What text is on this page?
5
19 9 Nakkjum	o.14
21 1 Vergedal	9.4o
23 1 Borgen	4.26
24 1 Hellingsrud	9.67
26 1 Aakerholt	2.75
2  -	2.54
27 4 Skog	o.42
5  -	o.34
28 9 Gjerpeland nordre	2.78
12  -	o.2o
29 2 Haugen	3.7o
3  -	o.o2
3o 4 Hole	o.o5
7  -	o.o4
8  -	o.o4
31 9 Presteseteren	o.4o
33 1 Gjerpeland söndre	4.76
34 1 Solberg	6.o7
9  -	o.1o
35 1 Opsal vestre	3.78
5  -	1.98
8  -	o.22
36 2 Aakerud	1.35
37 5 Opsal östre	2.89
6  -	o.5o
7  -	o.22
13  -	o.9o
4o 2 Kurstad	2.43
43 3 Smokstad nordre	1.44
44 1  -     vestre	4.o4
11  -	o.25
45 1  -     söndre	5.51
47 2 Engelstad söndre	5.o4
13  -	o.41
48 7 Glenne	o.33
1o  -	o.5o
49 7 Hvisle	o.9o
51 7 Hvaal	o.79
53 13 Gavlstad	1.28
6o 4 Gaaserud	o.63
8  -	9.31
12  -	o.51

> _DO THIS_: Copy every line in the records above that contains the word "söndre".

> _EXERCISE RESPONSE_:
33 1 Gjerpeland söndre	4.76
45 1  -     söndre	5.51
47 2 Engelstad söndre	5.o4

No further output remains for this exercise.